— PROBLEM REQUIREMENTS —
Show every line in the records below that contains the word "laitoshoidossa".
━━━━━ ENTRIES PROVIDED
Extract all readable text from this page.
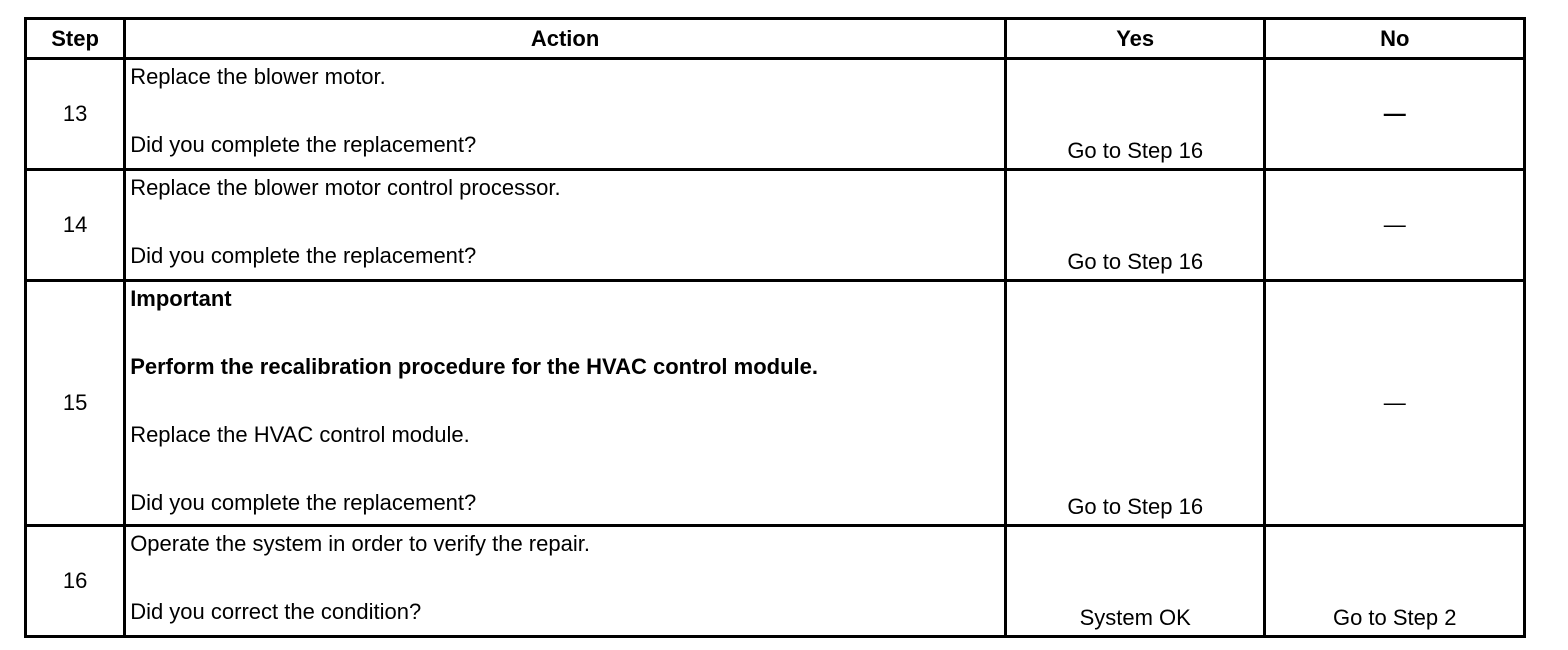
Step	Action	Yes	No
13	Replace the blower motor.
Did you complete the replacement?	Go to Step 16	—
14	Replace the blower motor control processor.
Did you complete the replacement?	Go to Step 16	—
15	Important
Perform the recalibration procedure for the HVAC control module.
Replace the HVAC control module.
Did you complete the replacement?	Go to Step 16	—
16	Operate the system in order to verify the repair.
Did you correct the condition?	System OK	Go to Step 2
━━━━━━━━━━
━━━━━ ENTRIES PROVIDED
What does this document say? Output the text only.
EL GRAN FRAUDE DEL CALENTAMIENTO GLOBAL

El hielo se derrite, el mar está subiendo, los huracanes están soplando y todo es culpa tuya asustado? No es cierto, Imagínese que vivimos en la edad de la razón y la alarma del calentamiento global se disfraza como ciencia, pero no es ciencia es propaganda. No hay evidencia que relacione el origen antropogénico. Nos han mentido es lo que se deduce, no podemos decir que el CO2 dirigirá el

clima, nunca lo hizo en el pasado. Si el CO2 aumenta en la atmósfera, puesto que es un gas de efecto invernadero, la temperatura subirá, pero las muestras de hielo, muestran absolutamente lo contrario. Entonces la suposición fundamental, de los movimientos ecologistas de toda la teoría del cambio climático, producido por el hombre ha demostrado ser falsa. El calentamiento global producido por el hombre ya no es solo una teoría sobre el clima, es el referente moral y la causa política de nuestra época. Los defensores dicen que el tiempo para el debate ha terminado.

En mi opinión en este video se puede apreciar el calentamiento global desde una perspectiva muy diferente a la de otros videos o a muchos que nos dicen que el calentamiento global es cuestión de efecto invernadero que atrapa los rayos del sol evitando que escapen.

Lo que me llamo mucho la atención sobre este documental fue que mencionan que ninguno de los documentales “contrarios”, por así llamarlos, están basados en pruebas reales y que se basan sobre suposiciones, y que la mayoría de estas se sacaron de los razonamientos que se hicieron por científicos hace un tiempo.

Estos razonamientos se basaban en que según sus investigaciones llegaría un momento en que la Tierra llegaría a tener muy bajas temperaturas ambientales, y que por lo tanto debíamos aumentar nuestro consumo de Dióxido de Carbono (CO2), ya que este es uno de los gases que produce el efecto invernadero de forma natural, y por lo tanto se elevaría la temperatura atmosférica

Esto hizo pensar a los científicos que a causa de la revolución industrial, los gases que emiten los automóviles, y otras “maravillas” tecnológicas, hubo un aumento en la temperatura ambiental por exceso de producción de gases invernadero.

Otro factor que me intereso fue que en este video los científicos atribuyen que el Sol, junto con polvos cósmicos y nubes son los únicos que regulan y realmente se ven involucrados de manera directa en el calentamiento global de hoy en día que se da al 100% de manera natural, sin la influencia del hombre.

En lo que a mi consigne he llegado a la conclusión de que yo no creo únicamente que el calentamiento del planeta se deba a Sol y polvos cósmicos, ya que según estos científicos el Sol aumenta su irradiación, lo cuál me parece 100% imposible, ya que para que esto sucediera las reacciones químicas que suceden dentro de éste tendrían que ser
━━━━━━━━━━
━━━━━ ENTRIES PROVIDED
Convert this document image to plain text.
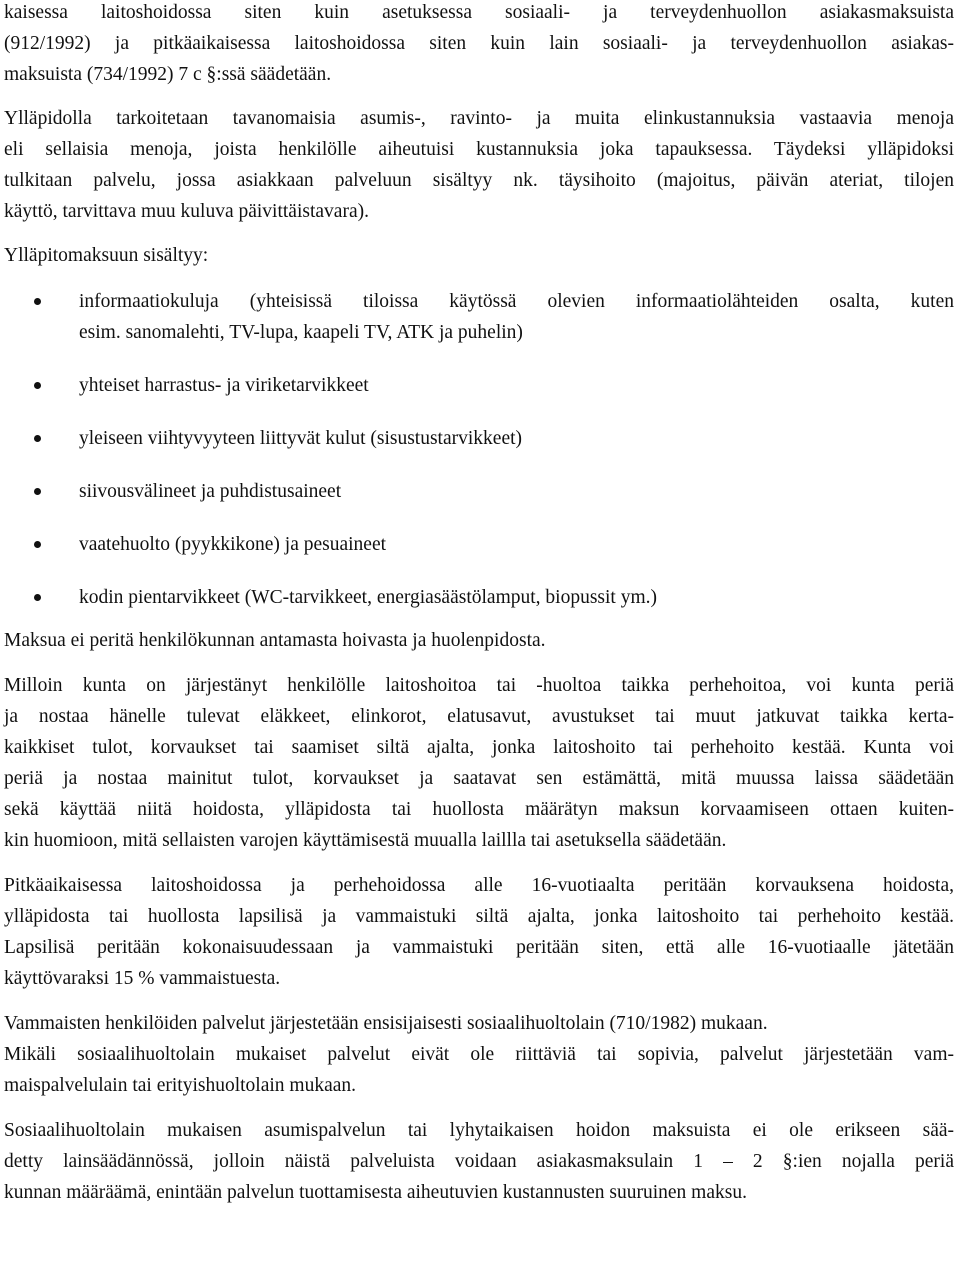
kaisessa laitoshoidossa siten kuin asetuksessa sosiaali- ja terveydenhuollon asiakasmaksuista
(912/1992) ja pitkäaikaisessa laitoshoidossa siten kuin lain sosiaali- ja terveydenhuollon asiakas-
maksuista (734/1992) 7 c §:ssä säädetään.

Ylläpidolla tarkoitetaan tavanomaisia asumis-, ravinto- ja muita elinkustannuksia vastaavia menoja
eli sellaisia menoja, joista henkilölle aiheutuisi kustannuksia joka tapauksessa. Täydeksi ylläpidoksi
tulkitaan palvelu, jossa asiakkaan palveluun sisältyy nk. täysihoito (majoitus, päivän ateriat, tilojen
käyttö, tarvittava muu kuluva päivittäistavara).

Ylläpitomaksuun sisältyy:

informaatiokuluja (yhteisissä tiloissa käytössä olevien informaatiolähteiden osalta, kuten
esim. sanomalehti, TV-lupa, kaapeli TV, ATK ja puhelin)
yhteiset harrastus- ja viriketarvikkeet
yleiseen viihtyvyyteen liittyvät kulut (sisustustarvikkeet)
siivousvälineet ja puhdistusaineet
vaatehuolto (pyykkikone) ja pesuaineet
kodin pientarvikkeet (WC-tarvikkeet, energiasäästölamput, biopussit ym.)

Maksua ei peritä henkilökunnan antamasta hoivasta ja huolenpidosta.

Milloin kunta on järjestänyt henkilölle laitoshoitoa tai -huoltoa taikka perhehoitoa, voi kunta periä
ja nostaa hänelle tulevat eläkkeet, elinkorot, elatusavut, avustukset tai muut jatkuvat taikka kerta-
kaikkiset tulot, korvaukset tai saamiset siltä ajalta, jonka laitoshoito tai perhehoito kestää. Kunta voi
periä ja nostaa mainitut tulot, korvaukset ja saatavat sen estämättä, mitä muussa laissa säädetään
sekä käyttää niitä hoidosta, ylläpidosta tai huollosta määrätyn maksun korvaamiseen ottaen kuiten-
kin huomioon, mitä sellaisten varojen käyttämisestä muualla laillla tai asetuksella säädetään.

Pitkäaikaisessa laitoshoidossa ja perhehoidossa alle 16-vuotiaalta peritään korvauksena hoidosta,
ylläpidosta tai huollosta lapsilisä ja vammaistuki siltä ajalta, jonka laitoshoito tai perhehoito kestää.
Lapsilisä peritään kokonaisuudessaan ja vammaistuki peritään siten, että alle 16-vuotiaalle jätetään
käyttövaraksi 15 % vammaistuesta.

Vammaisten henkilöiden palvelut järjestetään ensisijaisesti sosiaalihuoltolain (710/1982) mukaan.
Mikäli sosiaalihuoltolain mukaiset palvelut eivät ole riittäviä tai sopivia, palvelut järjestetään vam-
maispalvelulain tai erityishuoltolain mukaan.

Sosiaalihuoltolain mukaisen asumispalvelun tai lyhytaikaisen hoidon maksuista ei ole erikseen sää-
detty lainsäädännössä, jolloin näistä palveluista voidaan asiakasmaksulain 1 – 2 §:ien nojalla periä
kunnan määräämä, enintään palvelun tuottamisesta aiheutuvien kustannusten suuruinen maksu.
━━━━━━━━━━
— TASK ANSWER —
kaisessa laitoshoidossa siten kuin asetuksessa sosiaali- ja terveydenhuollon asiakasmaksuista
(912/1992) ja pitkäaikaisessa laitoshoidossa siten kuin lain sosiaali- ja terveydenhuollon asiakas-
Pitkäaikaisessa laitoshoidossa ja perhehoidossa alle 16-vuotiaalta peritään korvauksena hoidosta,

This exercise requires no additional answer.